Entries taken from a collection
+++++
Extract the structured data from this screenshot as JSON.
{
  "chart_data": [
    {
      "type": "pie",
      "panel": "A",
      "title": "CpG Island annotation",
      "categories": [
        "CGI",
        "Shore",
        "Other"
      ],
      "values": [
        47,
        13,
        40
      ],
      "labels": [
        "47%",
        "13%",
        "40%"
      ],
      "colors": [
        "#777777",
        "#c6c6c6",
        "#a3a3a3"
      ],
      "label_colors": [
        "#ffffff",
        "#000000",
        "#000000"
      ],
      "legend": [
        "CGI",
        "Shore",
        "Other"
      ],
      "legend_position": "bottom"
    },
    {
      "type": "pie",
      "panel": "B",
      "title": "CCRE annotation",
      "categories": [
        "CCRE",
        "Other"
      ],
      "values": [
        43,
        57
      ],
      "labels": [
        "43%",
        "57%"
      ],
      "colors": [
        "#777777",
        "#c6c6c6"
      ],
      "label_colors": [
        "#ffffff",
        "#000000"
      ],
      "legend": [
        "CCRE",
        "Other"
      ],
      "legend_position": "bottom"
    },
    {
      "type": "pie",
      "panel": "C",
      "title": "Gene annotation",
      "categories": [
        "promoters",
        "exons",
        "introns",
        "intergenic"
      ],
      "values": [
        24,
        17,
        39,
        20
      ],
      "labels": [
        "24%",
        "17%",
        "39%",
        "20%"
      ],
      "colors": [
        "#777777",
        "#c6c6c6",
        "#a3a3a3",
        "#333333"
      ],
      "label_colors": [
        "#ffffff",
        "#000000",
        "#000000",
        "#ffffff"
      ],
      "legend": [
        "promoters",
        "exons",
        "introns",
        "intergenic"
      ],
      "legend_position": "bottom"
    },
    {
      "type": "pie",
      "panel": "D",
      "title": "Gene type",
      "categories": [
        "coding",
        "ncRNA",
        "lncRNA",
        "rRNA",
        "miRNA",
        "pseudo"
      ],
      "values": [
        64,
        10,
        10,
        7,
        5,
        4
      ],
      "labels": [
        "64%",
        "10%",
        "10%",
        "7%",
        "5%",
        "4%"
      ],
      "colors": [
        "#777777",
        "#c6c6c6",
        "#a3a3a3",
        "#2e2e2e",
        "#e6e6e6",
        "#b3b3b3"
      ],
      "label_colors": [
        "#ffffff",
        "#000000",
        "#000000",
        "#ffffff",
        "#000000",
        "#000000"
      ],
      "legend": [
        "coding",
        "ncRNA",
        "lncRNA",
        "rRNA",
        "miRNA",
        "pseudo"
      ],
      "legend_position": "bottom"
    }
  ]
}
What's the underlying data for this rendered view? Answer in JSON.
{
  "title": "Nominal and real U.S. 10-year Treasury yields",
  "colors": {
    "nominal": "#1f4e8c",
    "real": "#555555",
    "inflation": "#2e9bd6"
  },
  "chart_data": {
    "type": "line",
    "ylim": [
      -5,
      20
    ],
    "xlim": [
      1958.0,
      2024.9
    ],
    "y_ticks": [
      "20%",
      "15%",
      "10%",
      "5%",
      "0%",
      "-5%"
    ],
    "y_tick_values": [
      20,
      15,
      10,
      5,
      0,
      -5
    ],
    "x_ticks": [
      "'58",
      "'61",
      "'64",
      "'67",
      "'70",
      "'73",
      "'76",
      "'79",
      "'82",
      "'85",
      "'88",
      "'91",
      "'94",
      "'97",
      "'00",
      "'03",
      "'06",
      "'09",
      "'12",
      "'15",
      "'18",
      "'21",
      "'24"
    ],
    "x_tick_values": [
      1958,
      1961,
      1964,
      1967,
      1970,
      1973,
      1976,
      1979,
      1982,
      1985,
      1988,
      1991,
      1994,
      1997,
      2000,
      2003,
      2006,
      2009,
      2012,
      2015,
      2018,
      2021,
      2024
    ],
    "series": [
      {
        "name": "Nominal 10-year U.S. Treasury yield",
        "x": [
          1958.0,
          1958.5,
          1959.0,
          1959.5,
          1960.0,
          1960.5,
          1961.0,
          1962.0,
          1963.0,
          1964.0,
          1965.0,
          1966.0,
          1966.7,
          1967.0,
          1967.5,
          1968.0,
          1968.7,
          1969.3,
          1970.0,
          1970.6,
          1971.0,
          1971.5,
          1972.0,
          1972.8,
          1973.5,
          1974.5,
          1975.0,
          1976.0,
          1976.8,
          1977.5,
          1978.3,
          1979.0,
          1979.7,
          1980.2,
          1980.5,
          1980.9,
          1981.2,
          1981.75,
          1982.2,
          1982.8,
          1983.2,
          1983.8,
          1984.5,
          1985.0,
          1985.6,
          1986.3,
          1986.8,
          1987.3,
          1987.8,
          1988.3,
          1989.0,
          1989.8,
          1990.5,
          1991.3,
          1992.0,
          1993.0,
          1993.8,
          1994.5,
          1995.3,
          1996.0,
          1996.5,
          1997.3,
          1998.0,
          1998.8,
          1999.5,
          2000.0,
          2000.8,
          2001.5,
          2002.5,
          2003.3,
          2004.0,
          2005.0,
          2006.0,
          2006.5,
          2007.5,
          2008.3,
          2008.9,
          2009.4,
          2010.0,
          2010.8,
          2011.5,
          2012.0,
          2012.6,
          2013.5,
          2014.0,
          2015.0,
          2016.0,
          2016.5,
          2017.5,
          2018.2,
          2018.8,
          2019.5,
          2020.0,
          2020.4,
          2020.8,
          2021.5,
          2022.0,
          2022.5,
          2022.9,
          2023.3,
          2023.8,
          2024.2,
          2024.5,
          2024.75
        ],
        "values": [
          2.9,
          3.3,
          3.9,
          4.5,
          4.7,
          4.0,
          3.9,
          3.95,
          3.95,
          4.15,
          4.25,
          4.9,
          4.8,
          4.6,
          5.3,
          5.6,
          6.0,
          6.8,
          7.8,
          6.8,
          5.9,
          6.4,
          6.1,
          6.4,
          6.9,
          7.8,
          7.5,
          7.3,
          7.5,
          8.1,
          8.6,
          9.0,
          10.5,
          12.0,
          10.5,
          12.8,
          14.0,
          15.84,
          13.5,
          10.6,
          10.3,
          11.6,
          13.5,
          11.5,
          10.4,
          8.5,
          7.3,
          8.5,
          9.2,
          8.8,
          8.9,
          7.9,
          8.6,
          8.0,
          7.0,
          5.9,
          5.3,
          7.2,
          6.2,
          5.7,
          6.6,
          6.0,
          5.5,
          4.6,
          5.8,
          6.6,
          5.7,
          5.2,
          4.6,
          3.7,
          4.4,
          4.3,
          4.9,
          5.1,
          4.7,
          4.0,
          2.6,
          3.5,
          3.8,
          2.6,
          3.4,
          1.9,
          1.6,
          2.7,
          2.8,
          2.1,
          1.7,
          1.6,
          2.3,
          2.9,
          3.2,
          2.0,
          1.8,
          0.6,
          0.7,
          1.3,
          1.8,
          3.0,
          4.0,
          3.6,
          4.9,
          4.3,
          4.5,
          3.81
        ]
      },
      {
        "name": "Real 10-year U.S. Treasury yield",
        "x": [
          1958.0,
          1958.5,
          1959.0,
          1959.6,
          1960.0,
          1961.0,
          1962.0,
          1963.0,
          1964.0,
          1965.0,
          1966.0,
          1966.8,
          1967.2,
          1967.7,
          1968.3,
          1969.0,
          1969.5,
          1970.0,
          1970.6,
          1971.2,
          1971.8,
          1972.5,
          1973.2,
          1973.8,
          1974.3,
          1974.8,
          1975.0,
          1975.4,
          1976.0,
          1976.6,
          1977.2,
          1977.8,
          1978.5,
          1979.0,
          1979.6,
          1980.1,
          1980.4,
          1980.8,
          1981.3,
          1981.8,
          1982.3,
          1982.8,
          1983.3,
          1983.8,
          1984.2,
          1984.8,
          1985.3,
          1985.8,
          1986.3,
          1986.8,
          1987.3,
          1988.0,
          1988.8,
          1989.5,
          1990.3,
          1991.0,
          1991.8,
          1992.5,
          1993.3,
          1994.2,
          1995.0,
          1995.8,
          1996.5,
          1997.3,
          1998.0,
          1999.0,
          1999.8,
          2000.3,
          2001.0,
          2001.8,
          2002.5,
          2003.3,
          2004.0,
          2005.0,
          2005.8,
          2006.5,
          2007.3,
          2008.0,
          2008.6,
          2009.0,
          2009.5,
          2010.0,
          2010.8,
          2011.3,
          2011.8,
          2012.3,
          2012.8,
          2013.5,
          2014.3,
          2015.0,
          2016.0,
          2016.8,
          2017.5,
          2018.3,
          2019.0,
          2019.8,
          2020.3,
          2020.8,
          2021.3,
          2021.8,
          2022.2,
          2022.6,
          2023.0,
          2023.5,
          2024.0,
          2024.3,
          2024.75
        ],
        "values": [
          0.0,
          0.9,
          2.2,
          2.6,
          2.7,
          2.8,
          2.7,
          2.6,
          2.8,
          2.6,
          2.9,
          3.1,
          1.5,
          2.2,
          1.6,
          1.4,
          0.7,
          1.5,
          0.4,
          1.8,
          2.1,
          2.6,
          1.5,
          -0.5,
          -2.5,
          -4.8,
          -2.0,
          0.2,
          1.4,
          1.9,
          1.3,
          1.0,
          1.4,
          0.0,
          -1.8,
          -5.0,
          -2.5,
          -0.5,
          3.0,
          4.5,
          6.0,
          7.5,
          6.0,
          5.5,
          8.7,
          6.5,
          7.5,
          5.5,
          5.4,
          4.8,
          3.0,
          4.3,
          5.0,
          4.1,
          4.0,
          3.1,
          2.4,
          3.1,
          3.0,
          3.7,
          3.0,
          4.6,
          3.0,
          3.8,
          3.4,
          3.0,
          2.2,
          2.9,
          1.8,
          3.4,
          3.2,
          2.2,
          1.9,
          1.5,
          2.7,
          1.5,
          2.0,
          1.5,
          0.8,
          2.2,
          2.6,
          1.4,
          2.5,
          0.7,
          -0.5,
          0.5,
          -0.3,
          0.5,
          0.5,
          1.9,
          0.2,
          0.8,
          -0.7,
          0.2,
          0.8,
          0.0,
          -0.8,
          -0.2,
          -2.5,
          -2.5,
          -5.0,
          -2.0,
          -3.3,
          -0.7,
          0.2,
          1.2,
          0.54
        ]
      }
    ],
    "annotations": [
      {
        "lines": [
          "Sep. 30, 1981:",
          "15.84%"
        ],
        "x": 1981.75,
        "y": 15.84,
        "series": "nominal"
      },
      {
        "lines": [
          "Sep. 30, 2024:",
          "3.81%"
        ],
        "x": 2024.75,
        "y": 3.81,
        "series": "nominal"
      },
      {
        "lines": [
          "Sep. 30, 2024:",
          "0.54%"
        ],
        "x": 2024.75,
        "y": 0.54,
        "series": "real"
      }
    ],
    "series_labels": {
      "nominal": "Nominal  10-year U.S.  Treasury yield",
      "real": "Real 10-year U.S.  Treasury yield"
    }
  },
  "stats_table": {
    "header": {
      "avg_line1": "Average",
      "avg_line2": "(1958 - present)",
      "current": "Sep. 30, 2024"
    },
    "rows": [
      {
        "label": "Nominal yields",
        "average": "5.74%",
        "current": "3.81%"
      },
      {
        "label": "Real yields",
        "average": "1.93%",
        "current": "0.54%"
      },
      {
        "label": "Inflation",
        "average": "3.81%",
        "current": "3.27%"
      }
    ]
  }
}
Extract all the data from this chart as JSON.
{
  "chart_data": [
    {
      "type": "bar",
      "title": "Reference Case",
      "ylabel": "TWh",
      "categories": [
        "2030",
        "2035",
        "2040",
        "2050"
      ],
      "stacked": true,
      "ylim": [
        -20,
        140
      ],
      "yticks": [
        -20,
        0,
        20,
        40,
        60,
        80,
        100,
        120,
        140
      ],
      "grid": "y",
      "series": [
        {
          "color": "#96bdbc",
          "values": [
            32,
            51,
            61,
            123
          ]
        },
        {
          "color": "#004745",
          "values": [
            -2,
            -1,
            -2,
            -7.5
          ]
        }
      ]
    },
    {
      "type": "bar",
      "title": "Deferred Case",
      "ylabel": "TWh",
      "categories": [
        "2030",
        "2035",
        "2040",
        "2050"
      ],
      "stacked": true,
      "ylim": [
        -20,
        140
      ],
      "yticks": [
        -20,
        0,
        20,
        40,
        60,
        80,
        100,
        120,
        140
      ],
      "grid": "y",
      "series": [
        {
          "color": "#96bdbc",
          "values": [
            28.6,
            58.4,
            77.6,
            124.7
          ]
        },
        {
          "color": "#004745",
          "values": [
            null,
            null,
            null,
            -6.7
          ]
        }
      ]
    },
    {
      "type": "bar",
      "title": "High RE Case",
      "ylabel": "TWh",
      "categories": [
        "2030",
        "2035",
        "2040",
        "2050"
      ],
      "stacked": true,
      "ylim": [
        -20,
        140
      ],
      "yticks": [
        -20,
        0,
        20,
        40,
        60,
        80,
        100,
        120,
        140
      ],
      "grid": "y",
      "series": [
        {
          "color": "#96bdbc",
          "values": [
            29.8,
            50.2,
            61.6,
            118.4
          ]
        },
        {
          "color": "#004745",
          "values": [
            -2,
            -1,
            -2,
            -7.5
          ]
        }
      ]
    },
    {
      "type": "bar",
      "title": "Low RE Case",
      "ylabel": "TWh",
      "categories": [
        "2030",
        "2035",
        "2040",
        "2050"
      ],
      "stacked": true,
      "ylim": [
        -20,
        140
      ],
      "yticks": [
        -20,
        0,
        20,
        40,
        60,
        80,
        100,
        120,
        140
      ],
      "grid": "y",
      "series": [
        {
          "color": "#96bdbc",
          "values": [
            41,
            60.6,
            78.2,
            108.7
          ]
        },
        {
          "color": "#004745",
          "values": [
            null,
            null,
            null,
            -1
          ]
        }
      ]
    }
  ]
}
+++++
TASK DESCRIPTION — Lines containing the word "current" are to be tallied; report only the total.

WRITTEN SOLUTION — 4